§ DATA RECORDS:
>>>

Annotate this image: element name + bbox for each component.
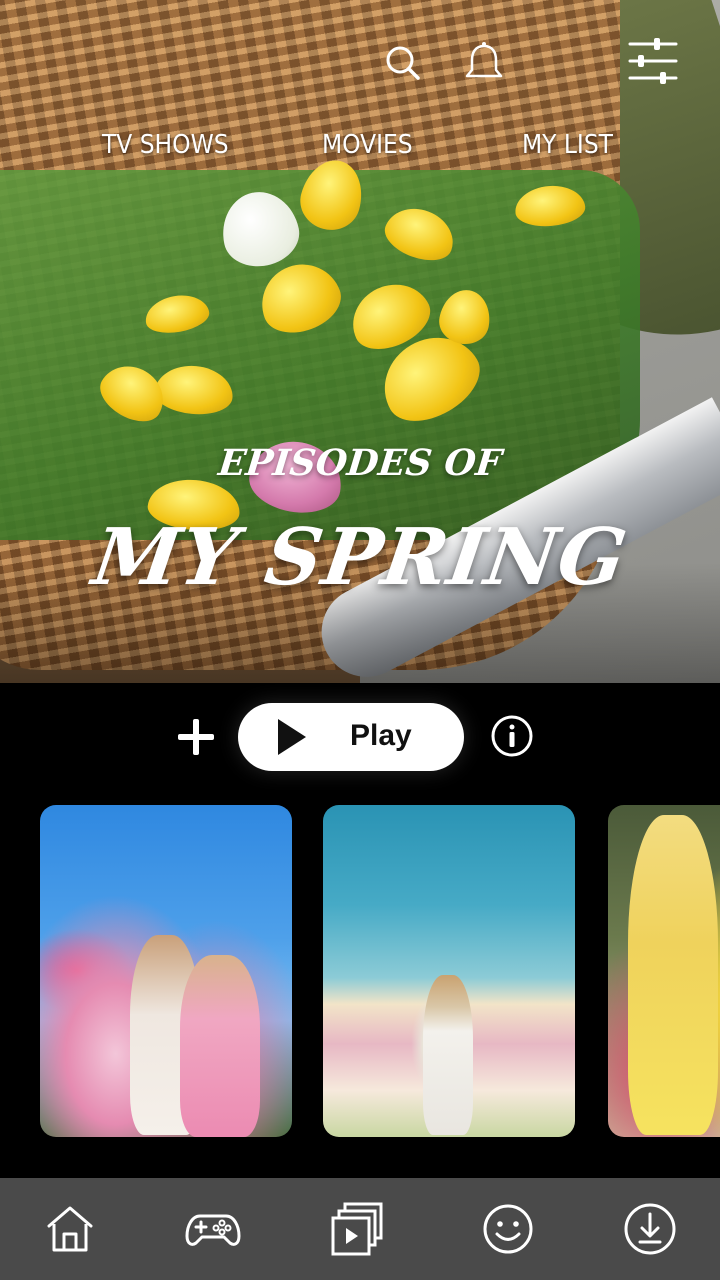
filter-icon[interactable] xyxy=(626,34,680,88)
content-row xyxy=(0,805,720,1137)
add-to-list-button[interactable] xyxy=(172,713,220,761)
info-icon xyxy=(491,715,533,757)
card-figure xyxy=(628,815,718,1135)
content-card[interactable] xyxy=(40,805,292,1137)
hero-actions: Play xyxy=(0,683,720,793)
info-button[interactable] xyxy=(490,714,534,758)
gamepad-icon xyxy=(185,1214,241,1246)
hero-title-line1: EPISODES OF xyxy=(216,442,504,484)
app-screen: EPISODES OF MY SPRING TV SHOWS MOVIES MY… xyxy=(0,0,720,1280)
clips-icon xyxy=(331,1202,383,1256)
card-figure xyxy=(423,975,473,1135)
bottom-nav xyxy=(0,1178,720,1280)
nav-home[interactable] xyxy=(20,1178,120,1280)
nav-games[interactable] xyxy=(163,1178,263,1280)
nav-movies[interactable]: MOVIES xyxy=(322,130,413,160)
hero-banner[interactable]: EPISODES OF MY SPRING xyxy=(0,0,720,683)
nav-tv-shows[interactable]: TV SHOWS xyxy=(102,130,229,160)
home-icon xyxy=(47,1206,93,1252)
content-card[interactable] xyxy=(608,805,720,1137)
hero-title-line2: MY SPRING xyxy=(87,512,633,603)
play-icon xyxy=(278,719,306,755)
play-label: Play xyxy=(350,719,412,752)
content-card[interactable] xyxy=(323,805,575,1137)
play-button[interactable]: Play xyxy=(238,703,464,771)
nav-clips[interactable] xyxy=(308,1178,408,1280)
profile-icon xyxy=(483,1204,533,1254)
category-nav: TV SHOWS MOVIES MY LIST xyxy=(0,130,720,170)
card-figure xyxy=(180,955,260,1137)
nav-profile[interactable] xyxy=(458,1178,558,1280)
nav-downloads[interactable] xyxy=(600,1178,700,1280)
download-icon xyxy=(624,1203,676,1255)
search-icon[interactable] xyxy=(380,40,428,88)
nav-my-list[interactable]: MY LIST xyxy=(522,130,613,160)
bell-icon[interactable] xyxy=(460,40,508,88)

<<<

§ GOAL:
Rewrite the material above with every "card-figure" changed to "card-image" and everything else kept the same, leaving out the picture.

§ WRITTEN SOLUTION:
Annotate this image: element name + bbox for each component.
filter-icon[interactable] xyxy=(626,34,680,88)
content-row xyxy=(0,805,720,1137)
add-to-list-button[interactable] xyxy=(172,713,220,761)
info-icon xyxy=(491,715,533,757)
card-image xyxy=(628,815,718,1135)
content-card[interactable] xyxy=(40,805,292,1137)
hero-actions: Play xyxy=(0,683,720,793)
info-button[interactable] xyxy=(490,714,534,758)
gamepad-icon xyxy=(185,1214,241,1246)
hero-title-line1: EPISODES OF xyxy=(216,442,504,484)
app-screen: EPISODES OF MY SPRING TV SHOWS MOVIES MY… xyxy=(0,0,720,1280)
clips-icon xyxy=(331,1202,383,1256)
card-image xyxy=(423,975,473,1135)
bottom-nav xyxy=(0,1178,720,1280)
nav-home[interactable] xyxy=(20,1178,120,1280)
nav-games[interactable] xyxy=(163,1178,263,1280)
nav-movies[interactable]: MOVIES xyxy=(322,130,413,160)
hero-banner[interactable]: EPISODES OF MY SPRING xyxy=(0,0,720,683)
nav-tv-shows[interactable]: TV SHOWS xyxy=(102,130,229,160)
home-icon xyxy=(47,1206,93,1252)
content-card[interactable] xyxy=(608,805,720,1137)
hero-title-line2: MY SPRING xyxy=(87,512,633,603)
play-icon xyxy=(278,719,306,755)
play-label: Play xyxy=(350,719,412,752)
content-card[interactable] xyxy=(323,805,575,1137)
play-button[interactable]: Play xyxy=(238,703,464,771)
nav-clips[interactable] xyxy=(308,1178,408,1280)
profile-icon xyxy=(483,1204,533,1254)
category-nav: TV SHOWS MOVIES MY LIST xyxy=(0,130,720,170)
card-image xyxy=(180,955,260,1137)
nav-profile[interactable] xyxy=(458,1178,558,1280)
nav-downloads[interactable] xyxy=(600,1178,700,1280)
download-icon xyxy=(624,1203,676,1255)
search-icon[interactable] xyxy=(380,40,428,88)
nav-my-list[interactable]: MY LIST xyxy=(522,130,613,160)
bell-icon[interactable] xyxy=(460,40,508,88)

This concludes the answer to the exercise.